● **TASK**
Repeat the listing below in full, exactly as it stands.

● **DATASET EXCERPTS**
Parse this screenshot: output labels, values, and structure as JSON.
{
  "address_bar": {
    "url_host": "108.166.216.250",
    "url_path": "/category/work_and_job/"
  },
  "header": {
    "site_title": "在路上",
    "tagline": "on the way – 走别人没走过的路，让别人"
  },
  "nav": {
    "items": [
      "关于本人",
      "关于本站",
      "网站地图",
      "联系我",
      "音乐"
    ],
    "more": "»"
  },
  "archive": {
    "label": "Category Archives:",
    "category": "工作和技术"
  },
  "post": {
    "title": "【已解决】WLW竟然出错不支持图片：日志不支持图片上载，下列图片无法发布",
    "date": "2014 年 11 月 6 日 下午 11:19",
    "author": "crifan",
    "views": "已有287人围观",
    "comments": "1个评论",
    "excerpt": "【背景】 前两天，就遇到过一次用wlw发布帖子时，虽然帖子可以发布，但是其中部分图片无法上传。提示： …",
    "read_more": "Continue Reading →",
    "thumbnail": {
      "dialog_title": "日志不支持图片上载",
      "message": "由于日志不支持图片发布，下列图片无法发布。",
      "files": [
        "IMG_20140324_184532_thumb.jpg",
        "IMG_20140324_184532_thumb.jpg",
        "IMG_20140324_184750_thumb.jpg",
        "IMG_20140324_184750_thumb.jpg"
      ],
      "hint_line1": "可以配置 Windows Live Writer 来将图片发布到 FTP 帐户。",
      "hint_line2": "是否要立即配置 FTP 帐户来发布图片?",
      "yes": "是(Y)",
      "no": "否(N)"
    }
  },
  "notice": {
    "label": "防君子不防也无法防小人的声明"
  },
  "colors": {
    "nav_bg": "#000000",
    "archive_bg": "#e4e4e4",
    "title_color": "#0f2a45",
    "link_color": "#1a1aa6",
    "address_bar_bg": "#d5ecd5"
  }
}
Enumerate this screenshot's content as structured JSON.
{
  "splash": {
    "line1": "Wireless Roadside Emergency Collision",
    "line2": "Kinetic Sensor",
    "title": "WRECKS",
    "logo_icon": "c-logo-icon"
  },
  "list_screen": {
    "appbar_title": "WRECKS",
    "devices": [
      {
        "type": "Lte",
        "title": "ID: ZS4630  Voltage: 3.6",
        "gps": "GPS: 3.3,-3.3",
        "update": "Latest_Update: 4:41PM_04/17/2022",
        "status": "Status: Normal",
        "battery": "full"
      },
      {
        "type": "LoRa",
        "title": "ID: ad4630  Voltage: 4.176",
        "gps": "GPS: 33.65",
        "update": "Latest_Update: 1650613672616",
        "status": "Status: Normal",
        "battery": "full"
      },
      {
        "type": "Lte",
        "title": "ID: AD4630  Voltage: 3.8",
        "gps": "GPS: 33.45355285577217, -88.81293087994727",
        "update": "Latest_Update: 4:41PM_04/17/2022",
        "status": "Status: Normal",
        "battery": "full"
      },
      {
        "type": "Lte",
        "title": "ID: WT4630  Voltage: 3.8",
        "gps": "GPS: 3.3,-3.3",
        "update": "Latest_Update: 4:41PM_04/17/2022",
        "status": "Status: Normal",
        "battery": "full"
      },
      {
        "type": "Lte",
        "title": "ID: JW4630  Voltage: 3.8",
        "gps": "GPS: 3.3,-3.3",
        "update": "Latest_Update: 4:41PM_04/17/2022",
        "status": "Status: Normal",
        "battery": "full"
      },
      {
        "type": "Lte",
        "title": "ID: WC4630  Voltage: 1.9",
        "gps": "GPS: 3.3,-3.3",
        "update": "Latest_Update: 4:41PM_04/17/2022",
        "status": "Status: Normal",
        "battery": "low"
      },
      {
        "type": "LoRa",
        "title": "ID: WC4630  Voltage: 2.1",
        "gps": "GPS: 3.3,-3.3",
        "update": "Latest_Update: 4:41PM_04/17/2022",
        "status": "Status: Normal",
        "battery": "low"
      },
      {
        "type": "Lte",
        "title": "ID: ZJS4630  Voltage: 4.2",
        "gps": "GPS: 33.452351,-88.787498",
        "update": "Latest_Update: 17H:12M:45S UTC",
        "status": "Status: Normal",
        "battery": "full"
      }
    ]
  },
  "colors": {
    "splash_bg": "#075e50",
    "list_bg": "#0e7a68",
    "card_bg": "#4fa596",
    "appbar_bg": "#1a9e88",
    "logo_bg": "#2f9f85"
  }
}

● **REPLY TO THE TASK**
Parse this screenshot: output labels, values, and structure as JSON.
{
  "address_bar": {
    "url_host": "108.166.216.250",
    "url_path": "/category/work_and_job/"
  },
  "header": {
    "site_title": "在路上",
    "tagline": "on the way – 走别人没走过的路，让别人"
  },
  "nav": {
    "items": [
      "关于本人",
      "关于本站",
      "网站地图",
      "联系我",
      "音乐"
    ],
    "more": "»"
  },
  "archive": {
    "label": "Category Archives:",
    "category": "工作和技术"
  },
  "post": {
    "title": "【已解决】WLW竟然出错不支持图片：日志不支持图片上载，下列图片无法发布",
    "date": "2014 年 11 月 6 日 下午 11:19",
    "author": "crifan",
    "views": "已有287人围观",
    "comments": "1个评论",
    "excerpt": "【背景】 前两天，就遇到过一次用wlw发布帖子时，虽然帖子可以发布，但是其中部分图片无法上传。提示： …",
    "read_more": "Continue Reading →",
    "thumbnail": {
      "dialog_title": "日志不支持图片上载",
      "message": "由于日志不支持图片发布，下列图片无法发布。",
      "files": [
        "IMG_20140324_184532_thumb.jpg",
        "IMG_20140324_184532_thumb.jpg",
        "IMG_20140324_184750_thumb.jpg",
        "IMG_20140324_184750_thumb.jpg"
      ],
      "hint_line1": "可以配置 Windows Live Writer 来将图片发布到 FTP 帐户。",
      "hint_line2": "是否要立即配置 FTP 帐户来发布图片?",
      "yes": "是(Y)",
      "no": "否(N)"
    }
  },
  "notice": {
    "label": "防君子不防也无法防小人的声明"
  },
  "colors": {
    "nav_bg": "#000000",
    "archive_bg": "#e4e4e4",
    "title_color": "#0f2a45",
    "link_color": "#1a1aa6",
    "address_bar_bg": "#d5ecd5"
  }
}
Enumerate this screenshot's content as structured JSON.
{
  "splash": {
    "line1": "Wireless Roadside Emergency Collision",
    "line2": "Kinetic Sensor",
    "title": "WRECKS",
    "logo_icon": "c-logo-icon"
  },
  "list_screen": {
    "appbar_title": "WRECKS",
    "devices": [
      {
        "type": "Lte",
        "title": "ID: ZS4630  Voltage: 3.6",
        "gps": "GPS: 3.3,-3.3",
        "update": "Latest_Update: 4:41PM_04/17/2022",
        "status": "Status: Normal",
        "battery": "full"
      },
      {
        "type": "LoRa",
        "title": "ID: ad4630  Voltage: 4.176",
        "gps": "GPS: 33.65",
        "update": "Latest_Update: 1650613672616",
        "status": "Status: Normal",
        "battery": "full"
      },
      {
        "type": "Lte",
        "title": "ID: AD4630  Voltage: 3.8",
        "gps": "GPS: 33.45355285577217, -88.81293087994727",
        "update": "Latest_Update: 4:41PM_04/17/2022",
        "status": "Status: Normal",
        "battery": "full"
      },
      {
        "type": "Lte",
        "title": "ID: WT4630  Voltage: 3.8",
        "gps": "GPS: 3.3,-3.3",
        "update": "Latest_Update: 4:41PM_04/17/2022",
        "status": "Status: Normal",
        "battery": "full"
      },
      {
        "type": "Lte",
        "title": "ID: JW4630  Voltage: 3.8",
        "gps": "GPS: 3.3,-3.3",
        "update": "Latest_Update: 4:41PM_04/17/2022",
        "status": "Status: Normal",
        "battery": "full"
      },
      {
        "type": "Lte",
        "title": "ID: WC4630  Voltage: 1.9",
        "gps": "GPS: 3.3,-3.3",
        "update": "Latest_Update: 4:41PM_04/17/2022",
        "status": "Status: Normal",
        "battery": "low"
      },
      {
        "type": "LoRa",
        "title": "ID: WC4630  Voltage: 2.1",
        "gps": "GPS: 3.3,-3.3",
        "update": "Latest_Update: 4:41PM_04/17/2022",
        "status": "Status: Normal",
        "battery": "low"
      },
      {
        "type": "Lte",
        "title": "ID: ZJS4630  Voltage: 4.2",
        "gps": "GPS: 33.452351,-88.787498",
        "update": "Latest_Update: 17H:12M:45S UTC",
        "status": "Status: Normal",
        "battery": "full"
      }
    ]
  },
  "colors": {
    "splash_bg": "#075e50",
    "list_bg": "#0e7a68",
    "card_bg": "#4fa596",
    "appbar_bg": "#1a9e88",
    "logo_bg": "#2f9f85"
  }
}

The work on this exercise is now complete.